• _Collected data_
**********
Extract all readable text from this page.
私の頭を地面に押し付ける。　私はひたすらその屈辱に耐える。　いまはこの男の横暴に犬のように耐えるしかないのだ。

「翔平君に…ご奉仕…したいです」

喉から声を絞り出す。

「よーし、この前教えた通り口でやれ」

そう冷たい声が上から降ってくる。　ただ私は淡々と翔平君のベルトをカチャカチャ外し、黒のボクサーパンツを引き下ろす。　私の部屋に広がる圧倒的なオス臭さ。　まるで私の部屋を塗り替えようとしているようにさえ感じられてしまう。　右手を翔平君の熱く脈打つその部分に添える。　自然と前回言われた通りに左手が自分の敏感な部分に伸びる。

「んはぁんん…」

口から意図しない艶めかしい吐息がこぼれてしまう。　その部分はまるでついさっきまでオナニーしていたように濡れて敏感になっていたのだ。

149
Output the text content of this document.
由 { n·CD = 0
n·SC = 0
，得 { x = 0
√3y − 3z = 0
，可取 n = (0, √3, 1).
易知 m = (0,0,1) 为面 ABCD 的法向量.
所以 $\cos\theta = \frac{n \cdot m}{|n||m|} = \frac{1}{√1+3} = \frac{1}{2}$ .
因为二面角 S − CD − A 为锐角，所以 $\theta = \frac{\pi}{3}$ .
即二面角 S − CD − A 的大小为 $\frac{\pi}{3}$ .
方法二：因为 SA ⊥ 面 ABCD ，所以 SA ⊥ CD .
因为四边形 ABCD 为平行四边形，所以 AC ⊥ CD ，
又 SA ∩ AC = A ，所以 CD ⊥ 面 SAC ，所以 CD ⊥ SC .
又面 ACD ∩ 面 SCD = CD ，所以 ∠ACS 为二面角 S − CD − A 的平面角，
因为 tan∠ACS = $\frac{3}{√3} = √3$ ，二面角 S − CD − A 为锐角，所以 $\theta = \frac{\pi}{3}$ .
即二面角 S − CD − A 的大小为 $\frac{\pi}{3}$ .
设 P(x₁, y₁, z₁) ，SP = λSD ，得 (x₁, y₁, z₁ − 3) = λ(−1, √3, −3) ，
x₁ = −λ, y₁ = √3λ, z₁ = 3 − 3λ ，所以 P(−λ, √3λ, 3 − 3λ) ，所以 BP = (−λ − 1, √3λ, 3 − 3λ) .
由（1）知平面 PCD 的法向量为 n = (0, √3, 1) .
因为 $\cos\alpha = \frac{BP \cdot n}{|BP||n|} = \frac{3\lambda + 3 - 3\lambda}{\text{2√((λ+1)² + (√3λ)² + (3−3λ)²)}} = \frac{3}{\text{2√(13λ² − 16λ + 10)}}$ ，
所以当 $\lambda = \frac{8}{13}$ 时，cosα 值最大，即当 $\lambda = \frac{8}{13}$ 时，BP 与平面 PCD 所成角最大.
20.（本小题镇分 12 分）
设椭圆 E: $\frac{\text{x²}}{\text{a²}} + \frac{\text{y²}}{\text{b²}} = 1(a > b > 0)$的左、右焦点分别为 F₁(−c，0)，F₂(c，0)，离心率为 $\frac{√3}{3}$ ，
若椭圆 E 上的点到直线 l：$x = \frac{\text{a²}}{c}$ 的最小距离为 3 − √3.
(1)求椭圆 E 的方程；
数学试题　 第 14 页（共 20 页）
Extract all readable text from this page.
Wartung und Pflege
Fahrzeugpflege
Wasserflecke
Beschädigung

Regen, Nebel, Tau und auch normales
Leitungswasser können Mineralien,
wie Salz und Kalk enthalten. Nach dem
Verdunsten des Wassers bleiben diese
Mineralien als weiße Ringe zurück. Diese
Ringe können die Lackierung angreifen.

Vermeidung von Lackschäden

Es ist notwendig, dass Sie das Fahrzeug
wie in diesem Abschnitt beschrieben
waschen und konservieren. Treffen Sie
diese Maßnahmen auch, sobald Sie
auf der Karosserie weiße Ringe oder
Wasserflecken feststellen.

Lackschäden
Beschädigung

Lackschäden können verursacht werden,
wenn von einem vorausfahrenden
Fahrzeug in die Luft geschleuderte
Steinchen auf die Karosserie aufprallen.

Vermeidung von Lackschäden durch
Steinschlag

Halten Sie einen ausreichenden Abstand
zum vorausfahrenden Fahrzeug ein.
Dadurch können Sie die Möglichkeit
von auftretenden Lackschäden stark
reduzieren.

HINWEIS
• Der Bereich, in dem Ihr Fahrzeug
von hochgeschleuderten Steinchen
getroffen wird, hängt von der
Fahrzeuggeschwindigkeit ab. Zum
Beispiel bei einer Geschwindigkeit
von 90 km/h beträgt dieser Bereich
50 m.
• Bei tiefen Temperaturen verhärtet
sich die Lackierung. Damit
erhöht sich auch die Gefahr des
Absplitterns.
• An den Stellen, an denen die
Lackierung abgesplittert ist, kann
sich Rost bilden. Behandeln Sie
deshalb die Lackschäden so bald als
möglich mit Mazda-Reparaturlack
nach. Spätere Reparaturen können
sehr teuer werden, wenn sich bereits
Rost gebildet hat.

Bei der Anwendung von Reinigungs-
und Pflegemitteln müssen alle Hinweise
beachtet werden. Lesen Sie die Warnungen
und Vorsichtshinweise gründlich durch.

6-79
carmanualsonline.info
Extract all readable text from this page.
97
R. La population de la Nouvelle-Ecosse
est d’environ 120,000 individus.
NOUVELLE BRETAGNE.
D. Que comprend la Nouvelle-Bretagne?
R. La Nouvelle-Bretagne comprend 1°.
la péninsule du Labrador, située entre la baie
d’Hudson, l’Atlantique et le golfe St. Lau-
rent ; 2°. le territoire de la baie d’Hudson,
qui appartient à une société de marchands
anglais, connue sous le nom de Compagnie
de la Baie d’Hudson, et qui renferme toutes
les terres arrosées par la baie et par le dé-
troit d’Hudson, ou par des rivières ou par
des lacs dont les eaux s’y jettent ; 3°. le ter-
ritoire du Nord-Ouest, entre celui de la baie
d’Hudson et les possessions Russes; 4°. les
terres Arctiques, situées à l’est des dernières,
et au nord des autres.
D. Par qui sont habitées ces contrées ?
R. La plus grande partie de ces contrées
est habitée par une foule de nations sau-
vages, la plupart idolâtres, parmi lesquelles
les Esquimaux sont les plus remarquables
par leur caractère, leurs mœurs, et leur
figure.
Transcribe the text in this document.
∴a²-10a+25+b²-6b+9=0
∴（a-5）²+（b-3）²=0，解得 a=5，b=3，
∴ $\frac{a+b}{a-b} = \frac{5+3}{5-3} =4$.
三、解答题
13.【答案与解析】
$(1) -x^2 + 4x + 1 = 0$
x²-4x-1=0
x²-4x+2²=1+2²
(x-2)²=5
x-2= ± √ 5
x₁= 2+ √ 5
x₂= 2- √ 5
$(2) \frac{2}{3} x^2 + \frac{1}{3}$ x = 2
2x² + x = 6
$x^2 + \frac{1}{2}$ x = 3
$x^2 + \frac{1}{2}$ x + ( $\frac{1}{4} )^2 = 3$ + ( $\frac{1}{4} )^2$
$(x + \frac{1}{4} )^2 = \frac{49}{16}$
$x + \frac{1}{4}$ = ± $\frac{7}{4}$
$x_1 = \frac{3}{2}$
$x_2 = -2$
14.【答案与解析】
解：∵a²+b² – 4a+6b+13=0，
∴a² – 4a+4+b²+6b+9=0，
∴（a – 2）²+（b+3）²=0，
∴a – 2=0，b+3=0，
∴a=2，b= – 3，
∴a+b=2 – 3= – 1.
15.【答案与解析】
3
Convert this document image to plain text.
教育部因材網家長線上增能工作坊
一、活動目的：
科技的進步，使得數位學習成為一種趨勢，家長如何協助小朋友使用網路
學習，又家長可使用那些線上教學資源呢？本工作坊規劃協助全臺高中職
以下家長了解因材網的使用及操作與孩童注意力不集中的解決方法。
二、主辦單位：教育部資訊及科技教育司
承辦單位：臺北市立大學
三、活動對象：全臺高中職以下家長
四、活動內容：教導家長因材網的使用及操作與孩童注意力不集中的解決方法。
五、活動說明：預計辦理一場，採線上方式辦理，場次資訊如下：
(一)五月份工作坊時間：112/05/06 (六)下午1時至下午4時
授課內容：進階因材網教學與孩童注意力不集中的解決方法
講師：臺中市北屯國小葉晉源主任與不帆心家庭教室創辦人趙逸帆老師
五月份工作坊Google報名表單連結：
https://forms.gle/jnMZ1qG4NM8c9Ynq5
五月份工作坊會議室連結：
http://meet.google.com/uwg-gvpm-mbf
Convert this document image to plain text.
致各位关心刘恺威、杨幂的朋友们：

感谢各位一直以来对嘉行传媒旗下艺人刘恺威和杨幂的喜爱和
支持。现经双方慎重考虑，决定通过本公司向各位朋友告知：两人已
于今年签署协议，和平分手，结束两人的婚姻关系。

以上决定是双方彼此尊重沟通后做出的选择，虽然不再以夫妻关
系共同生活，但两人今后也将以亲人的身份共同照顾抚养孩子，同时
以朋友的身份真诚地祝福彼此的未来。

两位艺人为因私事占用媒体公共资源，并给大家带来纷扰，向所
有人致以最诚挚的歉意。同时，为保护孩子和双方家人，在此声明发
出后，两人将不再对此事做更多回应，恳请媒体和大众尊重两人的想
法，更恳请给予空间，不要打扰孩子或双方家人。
**********
• _OBJECTIVE_
In the entries above, identify each line that includes the string "terres", then copy it.

• _REPLY_
les terres arrosées par la baie et par le dé-
terres Arctiques, situées à l’est des dernières,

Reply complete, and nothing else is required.